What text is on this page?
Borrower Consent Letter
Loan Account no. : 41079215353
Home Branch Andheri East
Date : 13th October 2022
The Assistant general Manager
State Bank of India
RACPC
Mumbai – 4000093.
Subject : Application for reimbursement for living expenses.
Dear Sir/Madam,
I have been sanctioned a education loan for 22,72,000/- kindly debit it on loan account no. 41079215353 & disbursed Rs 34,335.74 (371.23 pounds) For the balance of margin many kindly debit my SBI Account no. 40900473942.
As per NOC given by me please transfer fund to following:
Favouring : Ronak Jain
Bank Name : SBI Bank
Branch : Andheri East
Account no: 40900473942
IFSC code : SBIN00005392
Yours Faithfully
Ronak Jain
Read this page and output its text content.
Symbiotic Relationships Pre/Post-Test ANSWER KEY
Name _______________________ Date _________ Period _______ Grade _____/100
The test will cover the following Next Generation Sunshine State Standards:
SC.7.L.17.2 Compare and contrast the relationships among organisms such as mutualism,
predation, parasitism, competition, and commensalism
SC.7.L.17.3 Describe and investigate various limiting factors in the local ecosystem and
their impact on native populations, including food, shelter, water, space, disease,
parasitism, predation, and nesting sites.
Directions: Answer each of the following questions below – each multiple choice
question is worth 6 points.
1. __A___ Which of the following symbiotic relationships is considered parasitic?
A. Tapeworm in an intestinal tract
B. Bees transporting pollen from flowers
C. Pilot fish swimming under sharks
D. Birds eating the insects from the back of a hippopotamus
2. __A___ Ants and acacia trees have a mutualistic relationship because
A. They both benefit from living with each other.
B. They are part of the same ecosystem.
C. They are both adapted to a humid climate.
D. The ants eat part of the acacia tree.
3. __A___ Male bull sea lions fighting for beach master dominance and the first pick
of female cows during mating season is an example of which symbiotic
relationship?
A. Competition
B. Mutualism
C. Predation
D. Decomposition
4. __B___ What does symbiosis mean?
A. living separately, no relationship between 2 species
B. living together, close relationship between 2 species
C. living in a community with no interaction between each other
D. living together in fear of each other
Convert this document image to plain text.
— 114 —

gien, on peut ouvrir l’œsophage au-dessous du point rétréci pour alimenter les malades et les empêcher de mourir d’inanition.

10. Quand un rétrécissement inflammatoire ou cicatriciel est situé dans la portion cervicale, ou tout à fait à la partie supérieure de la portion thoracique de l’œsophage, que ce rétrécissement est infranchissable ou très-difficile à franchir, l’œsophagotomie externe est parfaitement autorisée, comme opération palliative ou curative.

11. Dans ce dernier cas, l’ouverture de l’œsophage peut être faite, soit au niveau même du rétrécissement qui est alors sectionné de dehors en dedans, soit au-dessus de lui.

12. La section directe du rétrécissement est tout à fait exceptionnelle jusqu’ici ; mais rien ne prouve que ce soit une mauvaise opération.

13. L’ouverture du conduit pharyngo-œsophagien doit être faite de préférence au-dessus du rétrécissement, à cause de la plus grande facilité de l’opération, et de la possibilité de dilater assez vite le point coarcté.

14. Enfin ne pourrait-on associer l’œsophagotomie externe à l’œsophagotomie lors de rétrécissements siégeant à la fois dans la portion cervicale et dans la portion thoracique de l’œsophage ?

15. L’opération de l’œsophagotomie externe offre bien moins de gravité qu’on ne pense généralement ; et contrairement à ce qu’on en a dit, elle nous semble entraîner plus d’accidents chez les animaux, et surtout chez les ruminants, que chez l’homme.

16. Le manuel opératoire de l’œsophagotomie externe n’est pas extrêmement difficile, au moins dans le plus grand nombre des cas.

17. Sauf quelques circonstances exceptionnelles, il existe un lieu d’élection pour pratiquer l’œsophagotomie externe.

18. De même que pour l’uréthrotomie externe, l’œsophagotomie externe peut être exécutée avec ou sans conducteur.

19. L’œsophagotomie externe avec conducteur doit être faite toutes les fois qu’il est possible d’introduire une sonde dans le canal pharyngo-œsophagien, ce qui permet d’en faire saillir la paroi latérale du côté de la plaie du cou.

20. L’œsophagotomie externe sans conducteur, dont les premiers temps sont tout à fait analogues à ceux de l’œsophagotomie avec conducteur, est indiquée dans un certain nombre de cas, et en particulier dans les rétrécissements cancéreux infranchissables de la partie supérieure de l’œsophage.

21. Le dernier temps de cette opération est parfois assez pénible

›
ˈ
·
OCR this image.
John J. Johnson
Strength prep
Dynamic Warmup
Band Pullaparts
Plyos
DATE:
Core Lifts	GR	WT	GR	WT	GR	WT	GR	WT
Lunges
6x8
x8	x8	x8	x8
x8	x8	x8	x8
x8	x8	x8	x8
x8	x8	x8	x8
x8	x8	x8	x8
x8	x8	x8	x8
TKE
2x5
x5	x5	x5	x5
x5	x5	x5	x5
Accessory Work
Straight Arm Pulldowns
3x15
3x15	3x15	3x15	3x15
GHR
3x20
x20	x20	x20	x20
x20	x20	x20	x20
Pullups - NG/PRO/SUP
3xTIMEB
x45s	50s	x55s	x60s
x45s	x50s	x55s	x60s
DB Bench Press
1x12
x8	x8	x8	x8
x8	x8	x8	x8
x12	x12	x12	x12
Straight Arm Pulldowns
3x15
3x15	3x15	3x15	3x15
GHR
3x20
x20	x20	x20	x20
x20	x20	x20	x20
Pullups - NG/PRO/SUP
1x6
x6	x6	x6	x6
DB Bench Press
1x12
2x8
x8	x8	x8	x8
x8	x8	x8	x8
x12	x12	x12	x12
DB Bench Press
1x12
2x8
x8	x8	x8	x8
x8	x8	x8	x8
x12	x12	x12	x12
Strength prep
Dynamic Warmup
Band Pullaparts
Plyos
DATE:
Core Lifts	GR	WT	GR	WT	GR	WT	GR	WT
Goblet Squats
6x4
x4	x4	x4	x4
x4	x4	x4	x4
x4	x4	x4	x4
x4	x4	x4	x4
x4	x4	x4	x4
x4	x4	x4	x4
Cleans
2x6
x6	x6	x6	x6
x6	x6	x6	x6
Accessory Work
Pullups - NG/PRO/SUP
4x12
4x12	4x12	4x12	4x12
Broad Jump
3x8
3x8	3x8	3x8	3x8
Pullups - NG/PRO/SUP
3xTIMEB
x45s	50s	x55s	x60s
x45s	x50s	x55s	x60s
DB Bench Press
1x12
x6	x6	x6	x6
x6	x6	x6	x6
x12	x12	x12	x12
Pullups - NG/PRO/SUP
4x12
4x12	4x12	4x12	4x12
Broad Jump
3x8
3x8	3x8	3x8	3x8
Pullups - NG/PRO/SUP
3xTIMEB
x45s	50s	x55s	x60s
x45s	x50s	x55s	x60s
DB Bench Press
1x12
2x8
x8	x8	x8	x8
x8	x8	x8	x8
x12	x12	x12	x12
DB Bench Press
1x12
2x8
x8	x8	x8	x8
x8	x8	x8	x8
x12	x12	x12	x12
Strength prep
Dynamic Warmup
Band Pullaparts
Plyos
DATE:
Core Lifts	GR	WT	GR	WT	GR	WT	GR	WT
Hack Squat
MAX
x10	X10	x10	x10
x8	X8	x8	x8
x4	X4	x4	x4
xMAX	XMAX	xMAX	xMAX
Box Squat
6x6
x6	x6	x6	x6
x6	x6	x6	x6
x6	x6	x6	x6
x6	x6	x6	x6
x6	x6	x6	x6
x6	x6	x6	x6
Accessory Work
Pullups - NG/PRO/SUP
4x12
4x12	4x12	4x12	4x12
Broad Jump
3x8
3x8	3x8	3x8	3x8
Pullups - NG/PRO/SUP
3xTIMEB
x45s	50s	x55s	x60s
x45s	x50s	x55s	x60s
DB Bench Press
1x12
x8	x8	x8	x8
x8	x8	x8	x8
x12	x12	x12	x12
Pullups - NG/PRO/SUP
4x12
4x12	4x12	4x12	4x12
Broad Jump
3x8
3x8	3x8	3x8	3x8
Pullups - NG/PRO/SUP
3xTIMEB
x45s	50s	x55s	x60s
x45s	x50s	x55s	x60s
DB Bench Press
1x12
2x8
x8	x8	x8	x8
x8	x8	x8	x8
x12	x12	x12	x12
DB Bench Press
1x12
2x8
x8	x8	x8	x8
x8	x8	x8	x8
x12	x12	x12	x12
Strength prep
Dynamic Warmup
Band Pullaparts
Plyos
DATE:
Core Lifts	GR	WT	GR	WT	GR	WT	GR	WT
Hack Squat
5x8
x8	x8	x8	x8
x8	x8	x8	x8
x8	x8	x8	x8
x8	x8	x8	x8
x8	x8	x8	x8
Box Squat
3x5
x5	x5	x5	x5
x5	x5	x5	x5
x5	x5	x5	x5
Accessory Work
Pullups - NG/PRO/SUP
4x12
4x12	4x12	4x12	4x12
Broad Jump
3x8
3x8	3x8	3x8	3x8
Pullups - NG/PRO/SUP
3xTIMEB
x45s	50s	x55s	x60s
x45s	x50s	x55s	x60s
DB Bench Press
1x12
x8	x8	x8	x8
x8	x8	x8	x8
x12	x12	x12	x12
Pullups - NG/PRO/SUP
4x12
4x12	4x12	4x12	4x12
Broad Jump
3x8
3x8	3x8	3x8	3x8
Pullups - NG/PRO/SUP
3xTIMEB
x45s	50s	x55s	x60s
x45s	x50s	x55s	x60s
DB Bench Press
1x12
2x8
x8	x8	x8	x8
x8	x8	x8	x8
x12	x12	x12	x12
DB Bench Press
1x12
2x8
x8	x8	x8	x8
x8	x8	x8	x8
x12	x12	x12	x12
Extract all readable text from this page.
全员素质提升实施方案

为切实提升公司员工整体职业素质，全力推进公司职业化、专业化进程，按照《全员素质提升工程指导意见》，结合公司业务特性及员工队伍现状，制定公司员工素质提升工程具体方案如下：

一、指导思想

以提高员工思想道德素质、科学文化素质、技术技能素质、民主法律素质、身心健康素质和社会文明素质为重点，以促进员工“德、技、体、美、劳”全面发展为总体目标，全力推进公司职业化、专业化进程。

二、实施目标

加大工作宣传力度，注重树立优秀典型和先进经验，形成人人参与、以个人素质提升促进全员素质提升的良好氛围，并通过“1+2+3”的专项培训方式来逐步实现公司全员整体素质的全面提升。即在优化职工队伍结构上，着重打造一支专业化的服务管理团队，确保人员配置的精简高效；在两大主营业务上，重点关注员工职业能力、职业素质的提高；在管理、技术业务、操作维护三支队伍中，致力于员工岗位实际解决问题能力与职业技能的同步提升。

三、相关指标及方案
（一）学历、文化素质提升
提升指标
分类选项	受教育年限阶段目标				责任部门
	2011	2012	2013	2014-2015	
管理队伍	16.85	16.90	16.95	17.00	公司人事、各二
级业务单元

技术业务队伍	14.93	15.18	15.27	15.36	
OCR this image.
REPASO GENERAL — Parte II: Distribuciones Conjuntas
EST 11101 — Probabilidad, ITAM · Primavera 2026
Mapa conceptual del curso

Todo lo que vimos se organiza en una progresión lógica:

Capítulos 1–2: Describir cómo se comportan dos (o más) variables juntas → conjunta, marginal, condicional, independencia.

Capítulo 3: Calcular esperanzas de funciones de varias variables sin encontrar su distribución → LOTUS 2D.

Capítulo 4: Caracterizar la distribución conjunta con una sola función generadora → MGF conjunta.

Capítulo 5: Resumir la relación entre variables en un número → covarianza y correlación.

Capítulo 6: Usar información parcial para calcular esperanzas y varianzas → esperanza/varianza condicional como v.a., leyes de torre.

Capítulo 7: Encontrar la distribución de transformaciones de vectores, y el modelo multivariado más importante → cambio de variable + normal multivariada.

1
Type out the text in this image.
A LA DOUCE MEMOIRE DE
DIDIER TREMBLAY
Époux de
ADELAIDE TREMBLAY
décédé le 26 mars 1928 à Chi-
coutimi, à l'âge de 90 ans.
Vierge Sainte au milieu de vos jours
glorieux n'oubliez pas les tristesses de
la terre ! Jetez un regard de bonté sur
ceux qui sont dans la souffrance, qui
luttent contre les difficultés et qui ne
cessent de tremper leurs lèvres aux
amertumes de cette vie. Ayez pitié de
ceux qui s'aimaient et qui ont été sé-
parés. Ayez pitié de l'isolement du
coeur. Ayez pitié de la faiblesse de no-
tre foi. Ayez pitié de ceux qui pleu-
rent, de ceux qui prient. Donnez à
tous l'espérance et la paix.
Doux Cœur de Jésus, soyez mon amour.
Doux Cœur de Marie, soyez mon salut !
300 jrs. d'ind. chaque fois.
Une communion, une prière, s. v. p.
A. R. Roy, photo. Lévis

##############################

▶ [Written request] From the data above, copy each line that holds "ecosystem".

▶ [Solution below]
SC.7.L.17.3 Describe and investigate various limiting factors in the local ecosystem and
B. They are part of the same ecosystem.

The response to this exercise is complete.